GIVEN PROBLEM:
Could you update the book review by giving everything from "Pub Date: Aug." down to "all too well." again, with "small town" replaced by "small village"?

TEXT EXTRACT:
______

THE ANGEL OF THE GLADE

by Scott Mackay

Pub Date: Aug. 1st, 2009
ISBN: 978-0-7278-6753-7
Publisher: Severn House

In a small town where everybody knows everybody, somebody knew Charlotte Scott all too well.

It’s 1902. Though she’s only 17, Charlotte already bids fair to become one of the leading citizens of Fairfield, N.Y. Even though she’s young, pretty and obviously talented, Charlotte never gets to be the famous actress she thought she was destined to be. In fact, she never gets to be 18. Following a triumphant performance as the leading lady of her high-school drama company, Charlotte is fatally poisoned by someone insidiously clever and exceedingly cruel. Newly arrived Dr. Clyde Deacon reacts to the young woman’s untimely death in a way just a bit odd. But then Doc Deacon is no ordinary physician. In the eyes of his old friend Sheriff Stanley Armstrong, he’s the very stuff of sleuths. With a chronically heavy caseload—to say nothing of 12 children, including a newborn—Sheriff Armstrong is both distracted and hard-pressed for help. Willy-nilly, Doc Dalton becomes Deputy Dalton and is assigned to Charlotte’s murder. As his investigation deepens, he discovers that bright and beautiful Charlotte had an unpleasantly dark side to her, that she was wildly ambitious, and that, disconcertingly, nobody really knew Charlotte, except perhaps for the person who killed her.

Plodding and predictable. Mackay (Old Scores, 2003, etc.) deploys prose as unadorned as his plot. Both of them could have used some adornment.

______

RECORD EXTRACTS:
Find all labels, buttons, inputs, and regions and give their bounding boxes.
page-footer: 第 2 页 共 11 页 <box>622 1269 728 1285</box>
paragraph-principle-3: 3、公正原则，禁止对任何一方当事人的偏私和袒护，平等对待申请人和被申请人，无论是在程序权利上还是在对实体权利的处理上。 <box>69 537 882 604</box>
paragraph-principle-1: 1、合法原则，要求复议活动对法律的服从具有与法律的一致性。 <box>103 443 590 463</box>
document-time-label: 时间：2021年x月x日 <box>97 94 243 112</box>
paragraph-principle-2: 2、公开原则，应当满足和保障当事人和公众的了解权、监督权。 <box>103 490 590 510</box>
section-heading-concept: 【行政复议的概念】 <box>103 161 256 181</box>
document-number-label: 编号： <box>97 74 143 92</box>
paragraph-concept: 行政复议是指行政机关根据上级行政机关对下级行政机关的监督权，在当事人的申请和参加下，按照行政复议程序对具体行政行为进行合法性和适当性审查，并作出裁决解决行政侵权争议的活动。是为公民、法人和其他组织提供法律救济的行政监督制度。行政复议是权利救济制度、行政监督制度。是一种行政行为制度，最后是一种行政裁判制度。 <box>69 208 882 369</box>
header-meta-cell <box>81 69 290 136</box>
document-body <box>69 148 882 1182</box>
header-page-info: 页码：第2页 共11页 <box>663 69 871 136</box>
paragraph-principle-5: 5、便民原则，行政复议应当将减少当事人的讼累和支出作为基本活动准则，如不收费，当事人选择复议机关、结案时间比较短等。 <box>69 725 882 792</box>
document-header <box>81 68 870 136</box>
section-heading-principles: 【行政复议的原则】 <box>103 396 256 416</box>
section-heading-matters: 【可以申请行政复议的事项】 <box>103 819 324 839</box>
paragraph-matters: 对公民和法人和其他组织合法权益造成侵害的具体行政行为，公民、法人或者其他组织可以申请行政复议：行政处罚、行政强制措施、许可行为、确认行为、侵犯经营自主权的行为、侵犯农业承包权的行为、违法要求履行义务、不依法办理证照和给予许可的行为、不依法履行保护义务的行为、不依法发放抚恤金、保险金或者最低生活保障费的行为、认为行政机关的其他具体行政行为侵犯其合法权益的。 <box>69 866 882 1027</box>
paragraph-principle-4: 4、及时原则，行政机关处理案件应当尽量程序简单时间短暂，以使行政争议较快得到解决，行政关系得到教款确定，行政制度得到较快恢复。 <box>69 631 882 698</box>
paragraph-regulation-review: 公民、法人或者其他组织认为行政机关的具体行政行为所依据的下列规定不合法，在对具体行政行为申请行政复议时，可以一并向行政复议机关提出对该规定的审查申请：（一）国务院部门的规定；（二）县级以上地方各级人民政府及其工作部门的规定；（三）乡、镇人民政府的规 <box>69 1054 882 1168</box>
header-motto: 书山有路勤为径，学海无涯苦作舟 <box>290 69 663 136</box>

______

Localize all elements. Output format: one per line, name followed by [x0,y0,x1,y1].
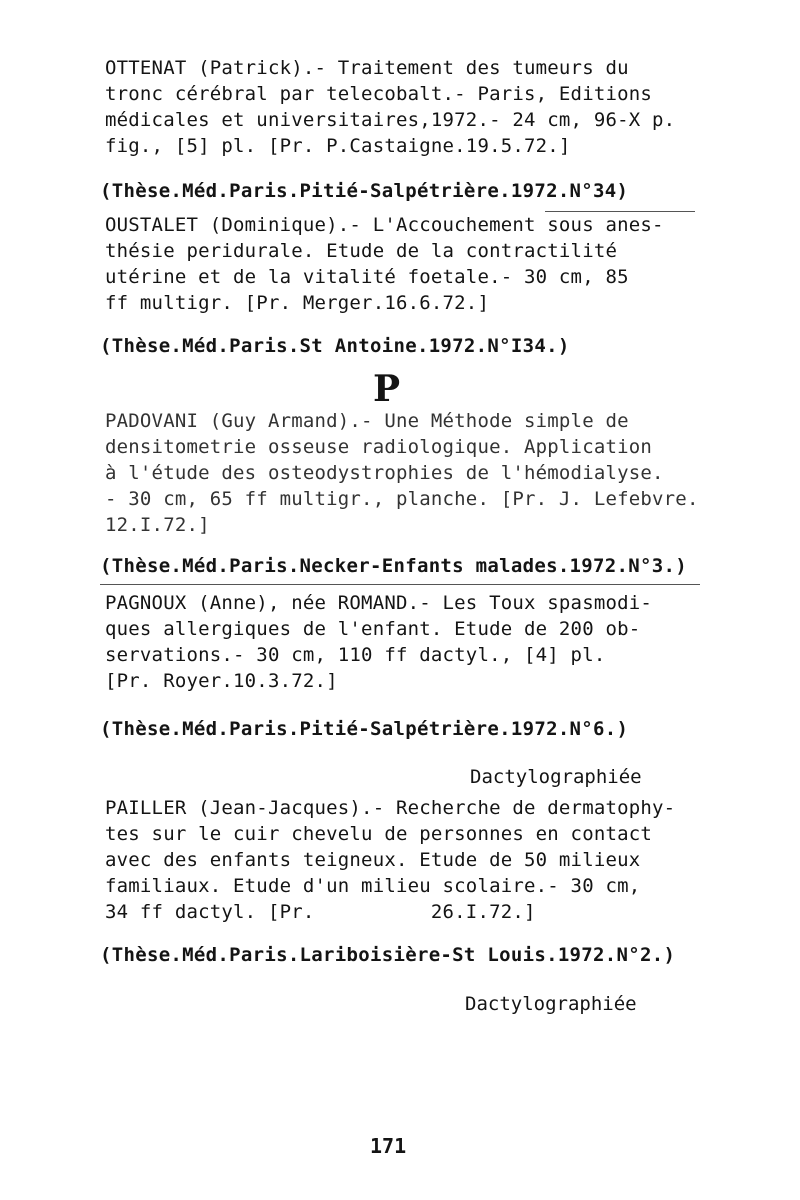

______

SOLUTION FOR THIS TASK:
Pub Date: Aug. 1st, 2009
ISBN: 978-0-7278-6753-7
Publisher: Severn House

In a small village where everybody knows everybody, somebody knew Charlotte Scott all too well.